— Start —

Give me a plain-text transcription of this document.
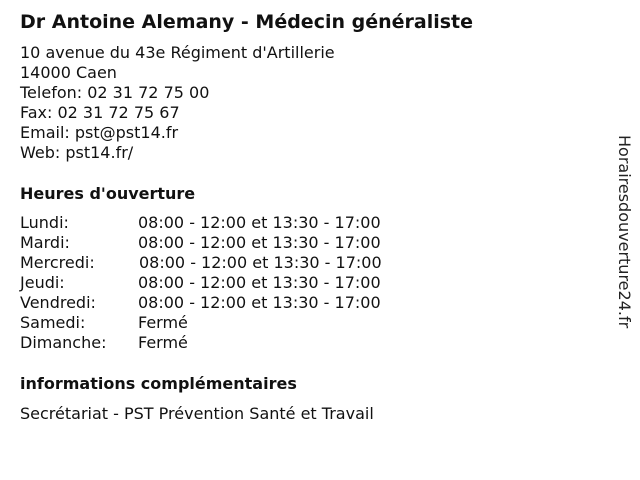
Dr Antoine Alemany - Médecin généraliste
10 avenue du 43e Régiment d'Artillerie
14000 Caen
Telefon: 02 31 72 75 00
Fax: 02 31 72 75 67
Email: pst@pst14.fr
Web: pst14.fr/
Heures d'ouverture
Lundi:	08:00 - 12:00 et 13:30 - 17:00
Mardi:	08:00 - 12:00 et 13:30 - 17:00
Mercredi:	08:00 - 12:00 et 13:30 - 17:00
Jeudi:	08:00 - 12:00 et 13:30 - 17:00
Vendredi:	08:00 - 12:00 et 13:30 - 17:00
Samedi:	Fermé
Dimanche: Fermé
informations complémentaires
Secrétariat - PST Prévention Santé et Travail
Horairesdouverture24.fr
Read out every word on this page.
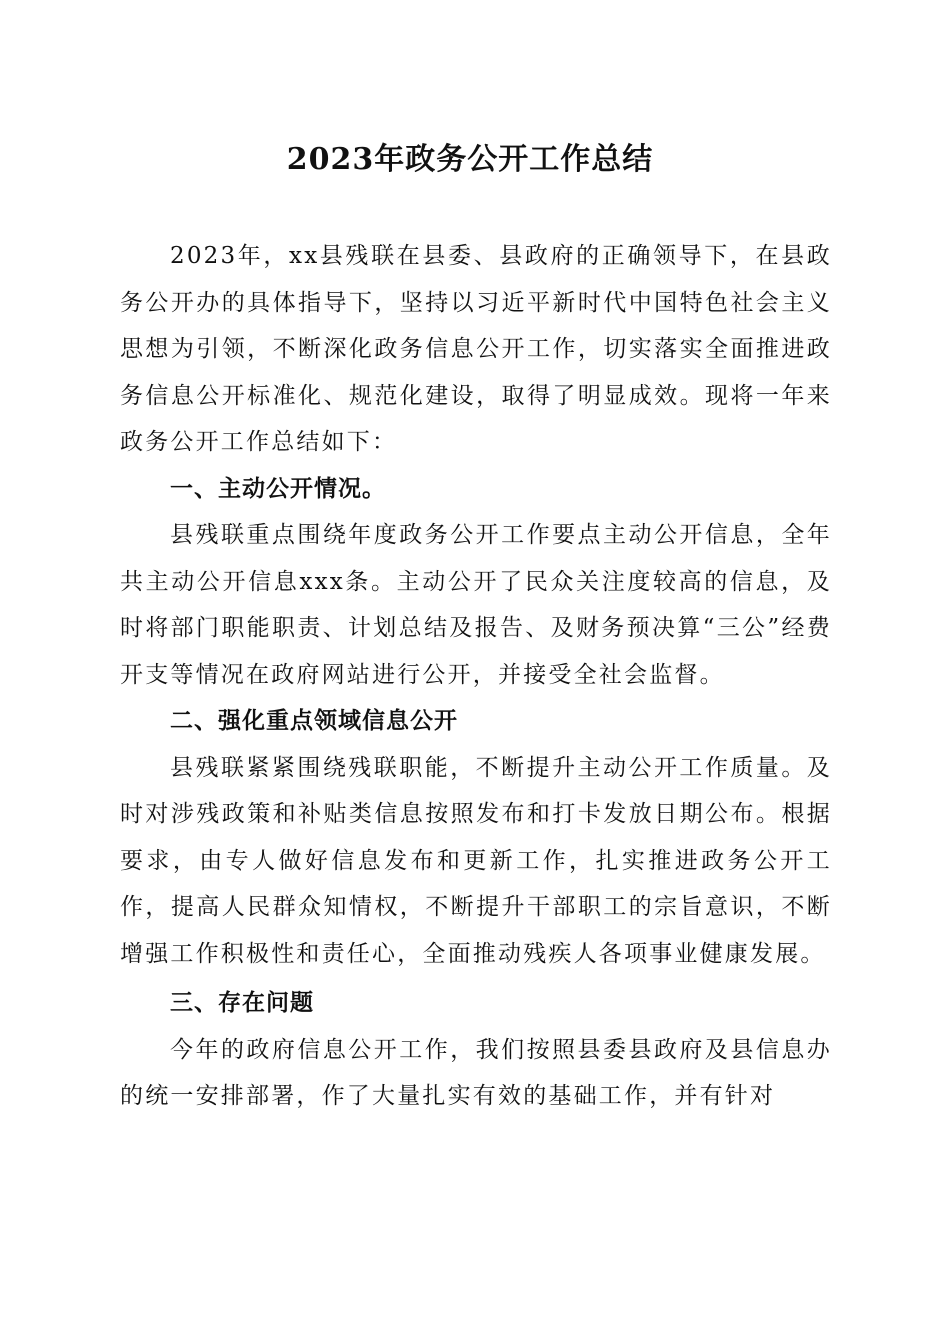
2023年政务公开工作总结

2023年，xx县残联在县委、县政府的正确领导下，在县政务公开办的具体指导下，坚持以习近平新时代中国特色社会主义思想为引领，不断深化政务信息公开工作，切实落实全面推进政务信息公开标准化、规范化建设，取得了明显成效。现将一年来政务公开工作总结如下：

一、主动公开情况。

县残联重点围绕年度政务公开工作要点主动公开信息，全年共主动公开信息xxx条。主动公开了民众关注度较高的信息，及时将部门职能职责、计划总结及报告、及财务预决算“三公”经费开支等情况在政府网站进行公开，并接受全社会监督。

二、强化重点领域信息公开

县残联紧紧围绕残联职能，不断提升主动公开工作质量。及时对涉残政策和补贴类信息按照发布和打卡发放日期公布。根据要求，由专人做好信息发布和更新工作，扎实推进政务公开工作，提高人民群众知情权，不断提升干部职工的宗旨意识，不断增强工作积极性和责任心，全面推动残疾人各项事业健康发展。

三、存在问题

今年的政府信息公开工作，我们按照县委县政府及县信息办的统一安排部署，作了大量扎实有效的基础工作，并有针对
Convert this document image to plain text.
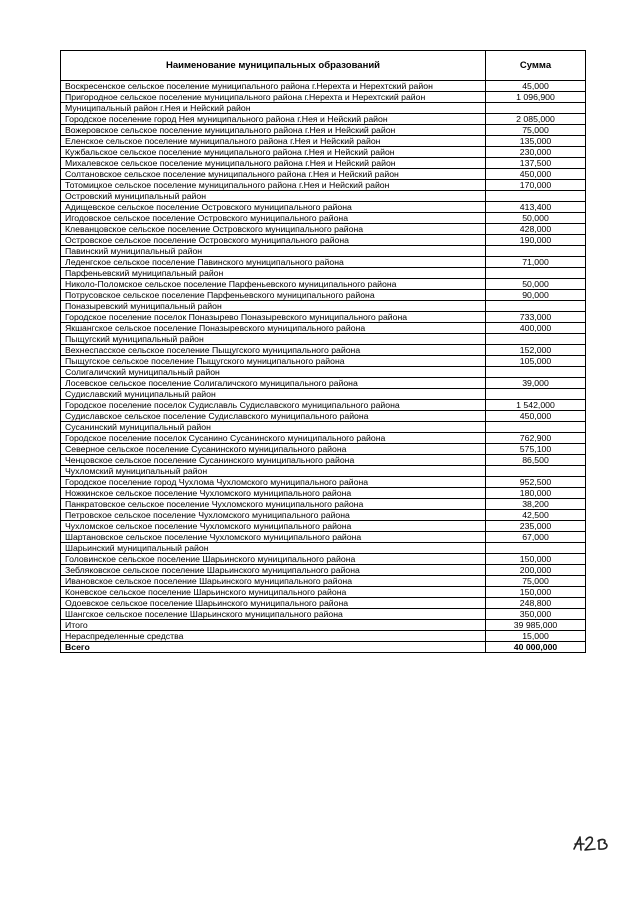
Наименование муниципальных образований	Сумма
Воскресенское сельское поселение муниципального района г.Нерехта и Нерехтский район	45,000
Пригородное сельское поселение муниципального района г.Нерехта и Нерехтский район	1 096,900
Муниципальный район г.Нея и Нейский район	
Городское поселение город Нея муниципального района г.Нея и Нейский район	2 085,000
Вожеровское сельское поселение муниципального района г.Нея и Нейский район	75,000
Еленское сельское поселение муниципального района г.Нея и Нейский район	135,000
Кужбальское сельское поселение муниципального района г.Нея и Нейский район	230,000
Михалевское сельское поселение муниципального района г.Нея и Нейский район	137,500
Солтановское сельское поселение муниципального района г.Нея и Нейский район	450,000
Тотомицкое сельское поселение муниципального района г.Нея и Нейский район	170,000
Островский муниципальный район	
Адищевское сельское поселение Островского муниципального района	413,400
Игодовское сельское поселение Островского муниципального района	50,000
Клеванцовское сельское поселение Островского муниципального района	428,000
Островское сельское поселение Островского муниципального района	190,000
Павинский муниципальный район	
Леденгское сельское поселение Павинского муниципального района	71,000
Парфеньевский муниципальный район	
Николо-Поломское сельское поселение Парфеньевского муниципального района	50,000
Потрусовское сельское поселение Парфеньевского муниципального района	90,000
Поназыревский муниципальный район	
Городское поселение поселок Поназырево Поназыревского муниципального района	733,000
Якшангское сельское поселение Поназыревского муниципального района	400,000
Пыщугский муниципальный район	
Вехнеспасское сельское поселение Пыщугского муниципального района	152,000
Пыщугское сельское поселение Пыщугского муниципального района	105,000
Солигаличский муниципальный район	
Лосевское сельское поселение Солигаличского муниципального района	39,000
Судиславский муниципальный район	
Городское поселение поселок Судиславль Судиславского муниципального района	1 542,000
Судиславское сельское поселение Судиславского муниципального района	450,000
Сусанинский муниципальный район	
Городское поселение поселок Сусанино Сусанинского муниципального района	762,900
Северное сельское поселение Сусанинского муниципального района	575,100
Ченцовское сельское поселение Сусанинского муниципального района	86,500
Чухломский муниципальный район	
Городское поселение город Чухлома Чухломского муниципального района	952,500
Ножкинское сельское поселение Чухломского муниципального района	180,000
Панкратовское сельское поселение Чухломского муниципального района	38,200
Петровское сельское поселение Чухломского муниципального района	42,500
Чухломское сельское поселение Чухломского муниципального района	235,000
Шартановское сельское поселение Чухломского муниципального района	67,000
Шарьинский муниципальный район	
Головинское сельское поселение Шарьинского муниципального района	150,000
Зебляковское сельское поселение Шарьинского муниципального района	200,000
Ивановское сельское поселение Шарьинского муниципального района	75,000
Коневское сельское поселение Шарьинского муниципального района	150,000
Одоевское сельское поселение Шарьинского муниципального района	248,800
Шангское сельское поселение Шарьинского муниципального района	350,000
Итого	39 985,000
Нераспределенные средства	15,000
Всего	40 000,000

— End —

Identify the lines above that contain the word "text", then copy them.

_Response below_
Give me a plain-text transcription of this document.
Convert this document image to plain text.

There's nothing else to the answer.